#### TASK:
Search the data for the string "color" and gather each line it is in.
──────────────────────────────
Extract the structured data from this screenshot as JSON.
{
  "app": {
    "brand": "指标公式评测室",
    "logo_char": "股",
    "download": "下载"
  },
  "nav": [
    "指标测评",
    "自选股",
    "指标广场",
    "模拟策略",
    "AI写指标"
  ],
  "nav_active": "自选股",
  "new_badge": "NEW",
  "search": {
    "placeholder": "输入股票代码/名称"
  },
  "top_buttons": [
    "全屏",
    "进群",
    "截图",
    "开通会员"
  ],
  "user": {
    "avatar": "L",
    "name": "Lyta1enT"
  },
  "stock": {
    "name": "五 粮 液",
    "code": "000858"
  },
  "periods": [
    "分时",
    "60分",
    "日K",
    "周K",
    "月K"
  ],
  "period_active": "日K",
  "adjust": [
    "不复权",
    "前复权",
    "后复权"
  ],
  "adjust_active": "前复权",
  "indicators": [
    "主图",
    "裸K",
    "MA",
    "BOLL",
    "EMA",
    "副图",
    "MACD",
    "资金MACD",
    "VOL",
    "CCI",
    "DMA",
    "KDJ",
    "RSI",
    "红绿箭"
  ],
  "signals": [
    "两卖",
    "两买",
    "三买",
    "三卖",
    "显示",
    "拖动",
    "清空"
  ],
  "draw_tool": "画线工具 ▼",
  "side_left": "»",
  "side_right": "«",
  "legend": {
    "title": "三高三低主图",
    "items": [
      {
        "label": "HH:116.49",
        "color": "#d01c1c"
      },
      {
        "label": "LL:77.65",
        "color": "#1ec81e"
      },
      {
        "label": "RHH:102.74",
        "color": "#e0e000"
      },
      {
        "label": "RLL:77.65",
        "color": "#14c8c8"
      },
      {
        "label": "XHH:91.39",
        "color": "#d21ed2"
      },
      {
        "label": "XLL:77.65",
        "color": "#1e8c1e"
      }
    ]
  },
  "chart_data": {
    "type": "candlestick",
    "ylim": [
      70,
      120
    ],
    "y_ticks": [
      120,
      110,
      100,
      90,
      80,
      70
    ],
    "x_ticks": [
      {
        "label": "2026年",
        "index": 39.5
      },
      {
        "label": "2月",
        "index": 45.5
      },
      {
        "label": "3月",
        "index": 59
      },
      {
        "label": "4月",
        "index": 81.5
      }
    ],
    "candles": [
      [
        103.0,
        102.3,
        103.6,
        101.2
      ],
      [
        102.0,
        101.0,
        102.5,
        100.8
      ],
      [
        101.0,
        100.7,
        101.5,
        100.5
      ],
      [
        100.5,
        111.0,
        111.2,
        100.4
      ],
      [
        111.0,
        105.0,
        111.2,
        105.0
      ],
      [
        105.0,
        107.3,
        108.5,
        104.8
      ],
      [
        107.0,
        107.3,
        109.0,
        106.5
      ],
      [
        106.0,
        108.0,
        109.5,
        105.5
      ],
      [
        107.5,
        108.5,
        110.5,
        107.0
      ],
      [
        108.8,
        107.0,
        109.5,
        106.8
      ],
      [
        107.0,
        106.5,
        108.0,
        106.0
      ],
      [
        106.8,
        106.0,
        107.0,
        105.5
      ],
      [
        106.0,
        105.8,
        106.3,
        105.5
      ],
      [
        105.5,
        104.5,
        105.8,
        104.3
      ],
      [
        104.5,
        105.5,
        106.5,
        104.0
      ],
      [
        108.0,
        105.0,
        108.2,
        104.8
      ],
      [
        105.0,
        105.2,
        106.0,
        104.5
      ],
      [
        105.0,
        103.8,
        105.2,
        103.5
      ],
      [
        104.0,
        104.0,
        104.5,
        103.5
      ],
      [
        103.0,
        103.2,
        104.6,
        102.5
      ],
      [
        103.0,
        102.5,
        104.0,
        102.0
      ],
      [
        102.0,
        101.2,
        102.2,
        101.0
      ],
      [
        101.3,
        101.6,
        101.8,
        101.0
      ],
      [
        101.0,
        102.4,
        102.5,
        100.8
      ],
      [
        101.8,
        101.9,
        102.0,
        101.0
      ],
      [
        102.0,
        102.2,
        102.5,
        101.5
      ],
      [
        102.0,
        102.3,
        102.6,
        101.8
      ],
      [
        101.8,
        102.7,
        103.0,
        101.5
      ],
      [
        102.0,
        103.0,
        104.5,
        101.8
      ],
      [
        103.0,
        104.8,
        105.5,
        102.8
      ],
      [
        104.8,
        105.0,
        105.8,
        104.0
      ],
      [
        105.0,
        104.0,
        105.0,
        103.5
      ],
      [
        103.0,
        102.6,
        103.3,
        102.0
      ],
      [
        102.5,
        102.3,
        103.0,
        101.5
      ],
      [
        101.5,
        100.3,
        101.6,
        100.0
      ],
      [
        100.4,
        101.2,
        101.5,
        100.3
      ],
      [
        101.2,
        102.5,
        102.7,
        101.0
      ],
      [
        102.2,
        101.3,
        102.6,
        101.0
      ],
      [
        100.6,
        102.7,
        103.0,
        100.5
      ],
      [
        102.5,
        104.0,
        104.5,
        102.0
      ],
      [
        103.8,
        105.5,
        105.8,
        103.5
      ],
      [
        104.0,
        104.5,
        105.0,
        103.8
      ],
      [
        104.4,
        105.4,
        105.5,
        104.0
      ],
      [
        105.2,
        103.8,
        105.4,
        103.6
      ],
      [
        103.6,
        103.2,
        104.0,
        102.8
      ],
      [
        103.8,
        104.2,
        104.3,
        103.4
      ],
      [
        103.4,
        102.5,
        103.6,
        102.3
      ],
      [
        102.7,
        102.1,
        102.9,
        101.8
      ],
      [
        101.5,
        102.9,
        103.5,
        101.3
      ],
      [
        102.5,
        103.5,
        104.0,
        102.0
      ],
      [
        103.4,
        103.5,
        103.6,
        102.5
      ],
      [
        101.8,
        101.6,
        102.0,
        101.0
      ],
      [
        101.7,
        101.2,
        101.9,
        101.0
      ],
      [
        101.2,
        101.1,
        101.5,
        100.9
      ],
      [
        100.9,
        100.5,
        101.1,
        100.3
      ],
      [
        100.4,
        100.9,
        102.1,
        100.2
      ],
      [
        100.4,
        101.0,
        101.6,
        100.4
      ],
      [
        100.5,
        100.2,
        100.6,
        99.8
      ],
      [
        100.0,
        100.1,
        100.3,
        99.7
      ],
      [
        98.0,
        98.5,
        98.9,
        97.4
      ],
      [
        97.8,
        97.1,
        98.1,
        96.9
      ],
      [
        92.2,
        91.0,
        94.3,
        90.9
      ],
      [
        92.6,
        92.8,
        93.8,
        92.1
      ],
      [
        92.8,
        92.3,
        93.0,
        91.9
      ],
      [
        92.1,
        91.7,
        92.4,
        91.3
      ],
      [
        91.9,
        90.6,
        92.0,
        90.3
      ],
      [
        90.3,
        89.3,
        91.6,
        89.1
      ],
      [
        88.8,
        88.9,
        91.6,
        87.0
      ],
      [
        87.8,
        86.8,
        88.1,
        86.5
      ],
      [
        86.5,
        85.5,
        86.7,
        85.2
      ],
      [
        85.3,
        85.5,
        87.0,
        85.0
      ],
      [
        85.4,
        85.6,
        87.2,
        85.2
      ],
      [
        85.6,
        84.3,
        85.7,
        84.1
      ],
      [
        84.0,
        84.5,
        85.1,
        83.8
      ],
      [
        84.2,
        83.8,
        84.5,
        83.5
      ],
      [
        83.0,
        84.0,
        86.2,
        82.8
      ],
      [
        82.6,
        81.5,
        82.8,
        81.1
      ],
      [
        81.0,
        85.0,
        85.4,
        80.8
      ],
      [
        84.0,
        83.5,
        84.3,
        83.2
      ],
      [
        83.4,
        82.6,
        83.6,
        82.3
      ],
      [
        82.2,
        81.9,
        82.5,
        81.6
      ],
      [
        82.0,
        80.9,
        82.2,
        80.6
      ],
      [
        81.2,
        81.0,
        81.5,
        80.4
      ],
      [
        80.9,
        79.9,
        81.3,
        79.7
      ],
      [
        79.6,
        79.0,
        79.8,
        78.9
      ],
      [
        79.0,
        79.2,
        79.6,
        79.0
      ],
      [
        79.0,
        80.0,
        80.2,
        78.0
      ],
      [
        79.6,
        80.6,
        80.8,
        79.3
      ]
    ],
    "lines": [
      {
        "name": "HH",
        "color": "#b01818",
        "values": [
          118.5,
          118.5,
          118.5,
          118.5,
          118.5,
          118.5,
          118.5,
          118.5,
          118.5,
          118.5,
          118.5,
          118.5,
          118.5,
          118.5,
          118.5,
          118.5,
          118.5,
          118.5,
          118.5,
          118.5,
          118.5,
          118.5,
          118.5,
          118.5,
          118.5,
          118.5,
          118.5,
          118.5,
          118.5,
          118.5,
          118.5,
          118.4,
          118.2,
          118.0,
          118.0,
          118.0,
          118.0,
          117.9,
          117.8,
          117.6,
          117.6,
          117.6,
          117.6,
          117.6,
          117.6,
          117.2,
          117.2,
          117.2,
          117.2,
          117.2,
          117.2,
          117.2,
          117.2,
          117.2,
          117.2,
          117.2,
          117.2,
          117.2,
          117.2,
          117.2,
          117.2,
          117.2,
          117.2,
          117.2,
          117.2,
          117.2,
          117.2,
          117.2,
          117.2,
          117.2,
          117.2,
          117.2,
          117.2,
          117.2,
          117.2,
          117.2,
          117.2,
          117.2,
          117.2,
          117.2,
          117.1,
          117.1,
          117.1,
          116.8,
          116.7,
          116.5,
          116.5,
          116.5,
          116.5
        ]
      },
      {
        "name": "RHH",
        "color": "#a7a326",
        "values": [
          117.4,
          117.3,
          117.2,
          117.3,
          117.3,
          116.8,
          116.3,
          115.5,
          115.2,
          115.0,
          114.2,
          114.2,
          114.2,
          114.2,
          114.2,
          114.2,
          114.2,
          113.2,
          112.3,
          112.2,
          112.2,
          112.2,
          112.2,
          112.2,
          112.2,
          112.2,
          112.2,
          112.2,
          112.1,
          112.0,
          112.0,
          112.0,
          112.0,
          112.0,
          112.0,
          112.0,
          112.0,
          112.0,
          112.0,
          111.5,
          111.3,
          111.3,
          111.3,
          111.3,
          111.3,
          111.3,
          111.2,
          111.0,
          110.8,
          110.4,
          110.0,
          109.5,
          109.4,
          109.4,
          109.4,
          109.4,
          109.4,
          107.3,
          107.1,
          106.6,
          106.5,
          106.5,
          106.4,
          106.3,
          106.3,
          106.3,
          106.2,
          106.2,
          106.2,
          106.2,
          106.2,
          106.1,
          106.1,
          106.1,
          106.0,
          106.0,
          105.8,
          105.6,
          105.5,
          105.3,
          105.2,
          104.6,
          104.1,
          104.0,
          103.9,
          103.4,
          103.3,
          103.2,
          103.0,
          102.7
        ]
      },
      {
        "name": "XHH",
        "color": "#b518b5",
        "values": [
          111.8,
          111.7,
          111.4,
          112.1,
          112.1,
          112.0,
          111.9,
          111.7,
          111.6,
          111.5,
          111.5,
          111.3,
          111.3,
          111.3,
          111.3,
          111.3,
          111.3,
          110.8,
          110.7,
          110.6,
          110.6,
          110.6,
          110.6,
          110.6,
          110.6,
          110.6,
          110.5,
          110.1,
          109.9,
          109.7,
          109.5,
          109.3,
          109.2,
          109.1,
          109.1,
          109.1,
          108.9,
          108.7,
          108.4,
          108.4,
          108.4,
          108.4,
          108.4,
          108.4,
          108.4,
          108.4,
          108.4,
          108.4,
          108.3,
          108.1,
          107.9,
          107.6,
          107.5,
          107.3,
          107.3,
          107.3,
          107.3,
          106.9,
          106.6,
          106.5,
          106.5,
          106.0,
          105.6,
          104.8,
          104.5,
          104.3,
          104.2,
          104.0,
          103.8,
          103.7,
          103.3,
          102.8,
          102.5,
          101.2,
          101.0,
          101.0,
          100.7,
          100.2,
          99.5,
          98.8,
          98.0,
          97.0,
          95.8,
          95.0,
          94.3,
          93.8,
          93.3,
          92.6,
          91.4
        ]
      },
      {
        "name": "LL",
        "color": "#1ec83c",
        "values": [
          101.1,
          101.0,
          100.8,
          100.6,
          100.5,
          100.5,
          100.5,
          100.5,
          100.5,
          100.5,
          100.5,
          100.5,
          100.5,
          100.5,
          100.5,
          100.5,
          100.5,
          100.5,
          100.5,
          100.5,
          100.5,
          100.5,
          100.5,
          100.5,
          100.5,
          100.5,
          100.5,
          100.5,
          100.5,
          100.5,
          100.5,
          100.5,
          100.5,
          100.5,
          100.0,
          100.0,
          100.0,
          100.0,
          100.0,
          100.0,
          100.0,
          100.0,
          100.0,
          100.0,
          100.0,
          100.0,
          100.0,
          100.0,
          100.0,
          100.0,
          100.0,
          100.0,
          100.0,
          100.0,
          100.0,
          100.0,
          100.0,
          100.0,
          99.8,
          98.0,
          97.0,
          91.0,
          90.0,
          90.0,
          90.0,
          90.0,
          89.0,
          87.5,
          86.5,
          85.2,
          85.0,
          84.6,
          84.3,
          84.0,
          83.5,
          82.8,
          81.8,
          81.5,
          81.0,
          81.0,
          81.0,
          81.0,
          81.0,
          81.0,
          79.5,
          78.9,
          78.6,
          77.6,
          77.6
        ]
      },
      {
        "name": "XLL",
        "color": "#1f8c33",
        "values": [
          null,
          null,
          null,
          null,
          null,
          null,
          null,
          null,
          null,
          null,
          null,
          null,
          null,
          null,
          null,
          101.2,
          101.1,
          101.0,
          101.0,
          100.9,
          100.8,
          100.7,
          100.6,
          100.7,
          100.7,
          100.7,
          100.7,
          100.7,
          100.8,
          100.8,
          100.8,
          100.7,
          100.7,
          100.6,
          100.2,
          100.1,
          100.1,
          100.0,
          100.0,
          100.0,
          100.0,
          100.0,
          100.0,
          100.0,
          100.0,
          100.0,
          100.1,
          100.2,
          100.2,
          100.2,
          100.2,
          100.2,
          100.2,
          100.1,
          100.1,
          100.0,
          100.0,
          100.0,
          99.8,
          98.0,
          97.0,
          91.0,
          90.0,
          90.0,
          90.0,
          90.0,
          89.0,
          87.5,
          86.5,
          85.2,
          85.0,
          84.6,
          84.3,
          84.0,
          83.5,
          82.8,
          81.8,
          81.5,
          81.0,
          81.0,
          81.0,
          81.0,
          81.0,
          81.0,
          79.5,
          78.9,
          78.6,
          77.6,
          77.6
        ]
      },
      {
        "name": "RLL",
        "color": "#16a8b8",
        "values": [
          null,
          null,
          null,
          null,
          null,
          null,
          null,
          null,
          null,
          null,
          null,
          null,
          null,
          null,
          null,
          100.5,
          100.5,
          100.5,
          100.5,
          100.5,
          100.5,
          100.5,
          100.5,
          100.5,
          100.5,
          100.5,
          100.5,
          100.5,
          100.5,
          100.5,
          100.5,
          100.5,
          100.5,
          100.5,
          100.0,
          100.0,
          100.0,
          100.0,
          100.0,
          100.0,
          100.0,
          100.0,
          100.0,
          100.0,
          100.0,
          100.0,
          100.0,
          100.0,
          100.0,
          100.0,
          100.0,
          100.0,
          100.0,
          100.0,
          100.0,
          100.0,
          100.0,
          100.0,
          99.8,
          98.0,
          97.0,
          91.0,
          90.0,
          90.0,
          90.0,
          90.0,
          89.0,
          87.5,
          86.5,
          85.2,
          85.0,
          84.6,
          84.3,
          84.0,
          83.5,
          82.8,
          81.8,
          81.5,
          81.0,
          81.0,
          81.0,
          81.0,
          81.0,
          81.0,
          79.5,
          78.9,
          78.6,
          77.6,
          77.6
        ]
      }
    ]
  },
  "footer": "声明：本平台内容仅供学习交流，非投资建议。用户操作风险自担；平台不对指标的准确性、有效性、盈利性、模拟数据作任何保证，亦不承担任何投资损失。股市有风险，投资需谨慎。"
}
──────────────────────────────
#### WORKED SOLUTION:
        "color": "#d01c1c"
        "color": "#1ec81e"
        "color": "#e0e000"
        "color": "#14c8c8"
        "color": "#d21ed2"
        "color": "#1e8c1e"
        "color": "#b01818",
        "color": "#a7a326",
        "color": "#b518b5",
        "color": "#1ec83c",
        "color": "#1f8c33",
        "color": "#16a8b8",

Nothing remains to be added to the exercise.